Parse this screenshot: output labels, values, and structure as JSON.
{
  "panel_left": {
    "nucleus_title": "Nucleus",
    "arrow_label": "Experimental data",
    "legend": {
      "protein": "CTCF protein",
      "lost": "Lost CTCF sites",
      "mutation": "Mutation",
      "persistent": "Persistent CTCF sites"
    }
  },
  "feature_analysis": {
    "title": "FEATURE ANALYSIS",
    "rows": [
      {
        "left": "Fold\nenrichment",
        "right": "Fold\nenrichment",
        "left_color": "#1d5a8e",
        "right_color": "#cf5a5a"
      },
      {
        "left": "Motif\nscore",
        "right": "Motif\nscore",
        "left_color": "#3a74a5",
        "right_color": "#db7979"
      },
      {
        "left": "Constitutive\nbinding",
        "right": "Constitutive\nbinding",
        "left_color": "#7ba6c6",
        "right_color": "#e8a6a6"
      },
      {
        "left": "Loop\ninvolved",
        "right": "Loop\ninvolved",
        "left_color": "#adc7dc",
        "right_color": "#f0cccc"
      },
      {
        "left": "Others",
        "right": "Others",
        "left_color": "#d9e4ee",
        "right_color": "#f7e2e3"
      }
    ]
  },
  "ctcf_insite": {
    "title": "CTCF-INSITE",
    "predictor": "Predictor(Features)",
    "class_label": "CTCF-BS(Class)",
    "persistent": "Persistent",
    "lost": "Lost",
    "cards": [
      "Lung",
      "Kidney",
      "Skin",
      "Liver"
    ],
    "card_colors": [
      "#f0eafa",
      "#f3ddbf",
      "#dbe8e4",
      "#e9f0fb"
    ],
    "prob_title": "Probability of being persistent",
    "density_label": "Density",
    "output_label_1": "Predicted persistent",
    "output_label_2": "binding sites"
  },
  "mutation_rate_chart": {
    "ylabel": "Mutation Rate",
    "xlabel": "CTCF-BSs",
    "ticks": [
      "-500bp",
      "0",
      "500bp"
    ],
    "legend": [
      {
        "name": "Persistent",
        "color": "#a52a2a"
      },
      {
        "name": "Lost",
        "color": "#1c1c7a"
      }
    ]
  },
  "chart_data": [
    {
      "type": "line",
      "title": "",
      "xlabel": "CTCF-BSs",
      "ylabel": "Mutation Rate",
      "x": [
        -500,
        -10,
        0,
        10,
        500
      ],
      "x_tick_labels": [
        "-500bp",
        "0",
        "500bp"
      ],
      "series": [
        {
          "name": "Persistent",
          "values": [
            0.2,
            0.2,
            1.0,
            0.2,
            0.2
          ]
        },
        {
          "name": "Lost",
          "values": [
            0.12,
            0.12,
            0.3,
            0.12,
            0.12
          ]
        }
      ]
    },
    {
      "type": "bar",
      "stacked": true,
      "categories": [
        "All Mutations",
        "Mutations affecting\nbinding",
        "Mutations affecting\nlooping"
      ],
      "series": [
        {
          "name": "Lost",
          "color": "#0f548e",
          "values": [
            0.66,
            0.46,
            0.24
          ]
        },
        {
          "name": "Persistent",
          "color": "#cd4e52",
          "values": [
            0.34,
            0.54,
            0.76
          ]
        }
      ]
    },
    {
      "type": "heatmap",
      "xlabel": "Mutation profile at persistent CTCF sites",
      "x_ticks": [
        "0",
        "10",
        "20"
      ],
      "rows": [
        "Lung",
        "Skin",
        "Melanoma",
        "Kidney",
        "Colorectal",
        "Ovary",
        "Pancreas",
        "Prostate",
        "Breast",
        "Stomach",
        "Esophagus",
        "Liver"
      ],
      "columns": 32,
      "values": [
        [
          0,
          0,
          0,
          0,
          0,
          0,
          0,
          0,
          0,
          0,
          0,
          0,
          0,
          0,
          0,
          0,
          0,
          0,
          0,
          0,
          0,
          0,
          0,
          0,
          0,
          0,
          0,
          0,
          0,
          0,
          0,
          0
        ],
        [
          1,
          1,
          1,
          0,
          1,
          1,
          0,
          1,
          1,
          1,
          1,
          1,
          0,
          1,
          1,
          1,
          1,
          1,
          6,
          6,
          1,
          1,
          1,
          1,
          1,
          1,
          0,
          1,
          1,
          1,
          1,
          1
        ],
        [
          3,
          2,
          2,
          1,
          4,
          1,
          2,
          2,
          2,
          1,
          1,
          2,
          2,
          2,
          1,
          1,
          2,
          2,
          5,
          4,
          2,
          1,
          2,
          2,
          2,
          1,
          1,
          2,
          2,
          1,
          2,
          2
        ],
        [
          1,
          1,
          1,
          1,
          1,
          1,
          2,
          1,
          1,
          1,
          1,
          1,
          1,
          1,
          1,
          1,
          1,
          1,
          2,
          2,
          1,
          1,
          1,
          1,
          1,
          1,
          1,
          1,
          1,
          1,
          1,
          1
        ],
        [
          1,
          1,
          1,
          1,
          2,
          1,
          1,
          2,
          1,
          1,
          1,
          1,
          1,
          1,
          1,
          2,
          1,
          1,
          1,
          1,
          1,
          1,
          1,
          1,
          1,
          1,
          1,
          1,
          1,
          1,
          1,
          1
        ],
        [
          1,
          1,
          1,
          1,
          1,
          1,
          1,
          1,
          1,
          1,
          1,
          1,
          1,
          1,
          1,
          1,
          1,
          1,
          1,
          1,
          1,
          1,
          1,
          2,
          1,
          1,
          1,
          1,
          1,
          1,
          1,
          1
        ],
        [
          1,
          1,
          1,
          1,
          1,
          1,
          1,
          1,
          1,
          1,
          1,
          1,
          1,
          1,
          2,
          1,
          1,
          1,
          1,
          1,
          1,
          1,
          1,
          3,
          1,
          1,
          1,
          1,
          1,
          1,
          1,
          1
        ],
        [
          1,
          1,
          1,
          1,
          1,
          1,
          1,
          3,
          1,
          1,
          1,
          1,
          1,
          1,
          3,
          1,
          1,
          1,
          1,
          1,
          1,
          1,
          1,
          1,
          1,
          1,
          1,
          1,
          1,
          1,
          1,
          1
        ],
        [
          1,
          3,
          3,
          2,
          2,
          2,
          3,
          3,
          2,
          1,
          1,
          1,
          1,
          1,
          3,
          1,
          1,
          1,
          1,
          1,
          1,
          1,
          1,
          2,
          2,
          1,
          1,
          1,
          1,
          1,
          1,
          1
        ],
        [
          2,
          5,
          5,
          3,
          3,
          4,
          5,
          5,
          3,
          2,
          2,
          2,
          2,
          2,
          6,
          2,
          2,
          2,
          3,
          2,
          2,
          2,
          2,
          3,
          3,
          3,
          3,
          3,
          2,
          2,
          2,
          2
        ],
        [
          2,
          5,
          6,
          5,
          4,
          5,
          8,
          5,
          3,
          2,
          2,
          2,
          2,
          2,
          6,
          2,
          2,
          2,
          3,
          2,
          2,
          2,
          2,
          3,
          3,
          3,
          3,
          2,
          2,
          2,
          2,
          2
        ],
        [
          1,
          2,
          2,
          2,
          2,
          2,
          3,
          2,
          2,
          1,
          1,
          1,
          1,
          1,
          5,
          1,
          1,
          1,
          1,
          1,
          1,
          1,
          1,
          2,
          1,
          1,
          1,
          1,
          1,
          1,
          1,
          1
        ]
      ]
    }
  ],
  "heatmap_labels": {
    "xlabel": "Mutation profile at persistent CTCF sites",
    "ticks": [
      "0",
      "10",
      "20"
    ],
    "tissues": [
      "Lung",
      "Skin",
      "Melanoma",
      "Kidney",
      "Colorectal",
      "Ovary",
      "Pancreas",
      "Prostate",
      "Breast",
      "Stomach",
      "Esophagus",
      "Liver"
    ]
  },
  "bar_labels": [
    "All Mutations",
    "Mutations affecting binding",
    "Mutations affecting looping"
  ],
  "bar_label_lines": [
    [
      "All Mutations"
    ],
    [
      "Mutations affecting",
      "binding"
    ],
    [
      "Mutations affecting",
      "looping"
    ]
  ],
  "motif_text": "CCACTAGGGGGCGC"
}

**TASK OBJECTIVE:**
Your answer should be one number: how many lines of the listing include the word "nenrichment".

**ANSWER TO THE EXERCISE:**
2